-- START Provided data --

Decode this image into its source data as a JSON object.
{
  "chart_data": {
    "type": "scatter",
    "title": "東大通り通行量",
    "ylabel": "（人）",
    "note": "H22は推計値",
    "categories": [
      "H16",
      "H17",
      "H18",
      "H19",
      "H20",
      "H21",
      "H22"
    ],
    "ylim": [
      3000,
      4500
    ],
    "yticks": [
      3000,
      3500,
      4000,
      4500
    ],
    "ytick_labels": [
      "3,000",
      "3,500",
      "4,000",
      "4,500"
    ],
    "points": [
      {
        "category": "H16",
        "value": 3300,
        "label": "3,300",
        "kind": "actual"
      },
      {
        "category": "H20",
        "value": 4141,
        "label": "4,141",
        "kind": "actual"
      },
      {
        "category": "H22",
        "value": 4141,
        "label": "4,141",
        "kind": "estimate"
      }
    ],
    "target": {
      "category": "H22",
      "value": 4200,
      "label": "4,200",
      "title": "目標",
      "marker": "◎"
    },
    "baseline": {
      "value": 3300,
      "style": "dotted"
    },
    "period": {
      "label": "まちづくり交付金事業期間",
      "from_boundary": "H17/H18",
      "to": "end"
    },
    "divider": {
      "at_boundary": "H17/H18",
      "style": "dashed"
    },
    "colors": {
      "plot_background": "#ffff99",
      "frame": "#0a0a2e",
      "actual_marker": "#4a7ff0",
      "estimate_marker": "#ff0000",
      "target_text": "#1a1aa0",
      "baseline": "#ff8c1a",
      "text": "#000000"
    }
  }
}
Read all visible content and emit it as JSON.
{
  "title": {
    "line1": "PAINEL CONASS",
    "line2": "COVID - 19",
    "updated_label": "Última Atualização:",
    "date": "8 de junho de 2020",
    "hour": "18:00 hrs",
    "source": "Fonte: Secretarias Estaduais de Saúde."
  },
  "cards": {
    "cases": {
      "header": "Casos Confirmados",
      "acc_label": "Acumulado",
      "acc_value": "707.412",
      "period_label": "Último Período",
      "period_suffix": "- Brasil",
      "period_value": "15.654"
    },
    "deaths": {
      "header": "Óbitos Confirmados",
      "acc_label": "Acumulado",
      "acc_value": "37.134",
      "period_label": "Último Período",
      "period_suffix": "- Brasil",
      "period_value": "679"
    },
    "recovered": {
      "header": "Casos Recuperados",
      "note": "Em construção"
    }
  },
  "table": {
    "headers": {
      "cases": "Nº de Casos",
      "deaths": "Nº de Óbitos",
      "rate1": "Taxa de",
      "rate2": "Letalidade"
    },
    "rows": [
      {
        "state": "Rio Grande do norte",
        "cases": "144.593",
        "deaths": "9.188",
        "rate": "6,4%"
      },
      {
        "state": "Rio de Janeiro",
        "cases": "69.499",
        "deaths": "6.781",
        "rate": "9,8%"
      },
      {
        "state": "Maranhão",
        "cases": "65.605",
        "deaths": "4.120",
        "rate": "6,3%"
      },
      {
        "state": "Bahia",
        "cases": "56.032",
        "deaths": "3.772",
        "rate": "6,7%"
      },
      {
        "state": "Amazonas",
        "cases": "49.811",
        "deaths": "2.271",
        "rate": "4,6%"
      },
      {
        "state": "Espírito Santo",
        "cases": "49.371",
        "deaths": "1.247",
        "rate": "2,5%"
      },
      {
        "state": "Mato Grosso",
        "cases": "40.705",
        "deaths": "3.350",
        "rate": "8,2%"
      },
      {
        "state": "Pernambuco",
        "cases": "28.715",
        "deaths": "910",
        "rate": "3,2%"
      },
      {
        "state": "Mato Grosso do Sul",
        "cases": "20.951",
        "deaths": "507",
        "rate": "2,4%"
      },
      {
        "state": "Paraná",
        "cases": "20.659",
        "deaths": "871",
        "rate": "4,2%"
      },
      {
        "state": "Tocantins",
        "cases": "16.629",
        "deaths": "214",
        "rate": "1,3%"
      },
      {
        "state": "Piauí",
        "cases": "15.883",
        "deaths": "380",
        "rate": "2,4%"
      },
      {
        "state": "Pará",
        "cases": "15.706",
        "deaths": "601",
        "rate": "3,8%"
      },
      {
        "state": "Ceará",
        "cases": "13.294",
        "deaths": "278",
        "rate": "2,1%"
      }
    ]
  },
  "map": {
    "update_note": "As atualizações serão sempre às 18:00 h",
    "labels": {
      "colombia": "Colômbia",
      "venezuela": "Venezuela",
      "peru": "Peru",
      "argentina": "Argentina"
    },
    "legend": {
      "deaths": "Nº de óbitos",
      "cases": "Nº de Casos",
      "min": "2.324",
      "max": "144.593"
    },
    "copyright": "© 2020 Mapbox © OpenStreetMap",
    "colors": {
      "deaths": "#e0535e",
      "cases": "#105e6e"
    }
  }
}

-- END Provided data --

Requirements ->
Write the complete data out, exactly as above.

Right answer ->
Decode this image into its source data as a JSON object.
{
  "chart_data": {
    "type": "scatter",
    "title": "東大通り通行量",
    "ylabel": "（人）",
    "note": "H22は推計値",
    "categories": [
      "H16",
      "H17",
      "H18",
      "H19",
      "H20",
      "H21",
      "H22"
    ],
    "ylim": [
      3000,
      4500
    ],
    "yticks": [
      3000,
      3500,
      4000,
      4500
    ],
    "ytick_labels": [
      "3,000",
      "3,500",
      "4,000",
      "4,500"
    ],
    "points": [
      {
        "category": "H16",
        "value": 3300,
        "label": "3,300",
        "kind": "actual"
      },
      {
        "category": "H20",
        "value": 4141,
        "label": "4,141",
        "kind": "actual"
      },
      {
        "category": "H22",
        "value": 4141,
        "label": "4,141",
        "kind": "estimate"
      }
    ],
    "target": {
      "category": "H22",
      "value": 4200,
      "label": "4,200",
      "title": "目標",
      "marker": "◎"
    },
    "baseline": {
      "value": 3300,
      "style": "dotted"
    },
    "period": {
      "label": "まちづくり交付金事業期間",
      "from_boundary": "H17/H18",
      "to": "end"
    },
    "divider": {
      "at_boundary": "H17/H18",
      "style": "dashed"
    },
    "colors": {
      "plot_background": "#ffff99",
      "frame": "#0a0a2e",
      "actual_marker": "#4a7ff0",
      "estimate_marker": "#ff0000",
      "target_text": "#1a1aa0",
      "baseline": "#ff8c1a",
      "text": "#000000"
    }
  }
}
Read all visible content and emit it as JSON.
{
  "title": {
    "line1": "PAINEL CONASS",
    "line2": "COVID - 19",
    "updated_label": "Última Atualização:",
    "date": "8 de junho de 2020",
    "hour": "18:00 hrs",
    "source": "Fonte: Secretarias Estaduais de Saúde."
  },
  "cards": {
    "cases": {
      "header": "Casos Confirmados",
      "acc_label": "Acumulado",
      "acc_value": "707.412",
      "period_label": "Último Período",
      "period_suffix": "- Brasil",
      "period_value": "15.654"
    },
    "deaths": {
      "header": "Óbitos Confirmados",
      "acc_label": "Acumulado",
      "acc_value": "37.134",
      "period_label": "Último Período",
      "period_suffix": "- Brasil",
      "period_value": "679"
    },
    "recovered": {
      "header": "Casos Recuperados",
      "note": "Em construção"
    }
  },
  "table": {
    "headers": {
      "cases": "Nº de Casos",
      "deaths": "Nº de Óbitos",
      "rate1": "Taxa de",
      "rate2": "Letalidade"
    },
    "rows": [
      {
        "state": "Rio Grande do norte",
        "cases": "144.593",
        "deaths": "9.188",
        "rate": "6,4%"
      },
      {
        "state": "Rio de Janeiro",
        "cases": "69.499",
        "deaths": "6.781",
        "rate": "9,8%"
      },
      {
        "state": "Maranhão",
        "cases": "65.605",
        "deaths": "4.120",
        "rate": "6,3%"
      },
      {
        "state": "Bahia",
        "cases": "56.032",
        "deaths": "3.772",
        "rate": "6,7%"
      },
      {
        "state": "Amazonas",
        "cases": "49.811",
        "deaths": "2.271",
        "rate": "4,6%"
      },
      {
        "state": "Espírito Santo",
        "cases": "49.371",
        "deaths": "1.247",
        "rate": "2,5%"
      },
      {
        "state": "Mato Grosso",
        "cases": "40.705",
        "deaths": "3.350",
        "rate": "8,2%"
      },
      {
        "state": "Pernambuco",
        "cases": "28.715",
        "deaths": "910",
        "rate": "3,2%"
      },
      {
        "state": "Mato Grosso do Sul",
        "cases": "20.951",
        "deaths": "507",
        "rate": "2,4%"
      },
      {
        "state": "Paraná",
        "cases": "20.659",
        "deaths": "871",
        "rate": "4,2%"
      },
      {
        "state": "Tocantins",
        "cases": "16.629",
        "deaths": "214",
        "rate": "1,3%"
      },
      {
        "state": "Piauí",
        "cases": "15.883",
        "deaths": "380",
        "rate": "2,4%"
      },
      {
        "state": "Pará",
        "cases": "15.706",
        "deaths": "601",
        "rate": "3,8%"
      },
      {
        "state": "Ceará",
        "cases": "13.294",
        "deaths": "278",
        "rate": "2,1%"
      }
    ]
  },
  "map": {
    "update_note": "As atualizações serão sempre às 18:00 h",
    "labels": {
      "colombia": "Colômbia",
      "venezuela": "Venezuela",
      "peru": "Peru",
      "argentina": "Argentina"
    },
    "legend": {
      "deaths": "Nº de óbitos",
      "cases": "Nº de Casos",
      "min": "2.324",
      "max": "144.593"
    },
    "copyright": "© 2020 Mapbox © OpenStreetMap",
    "colors": {
      "deaths": "#e0535e",
      "cases": "#105e6e"
    }
  }
}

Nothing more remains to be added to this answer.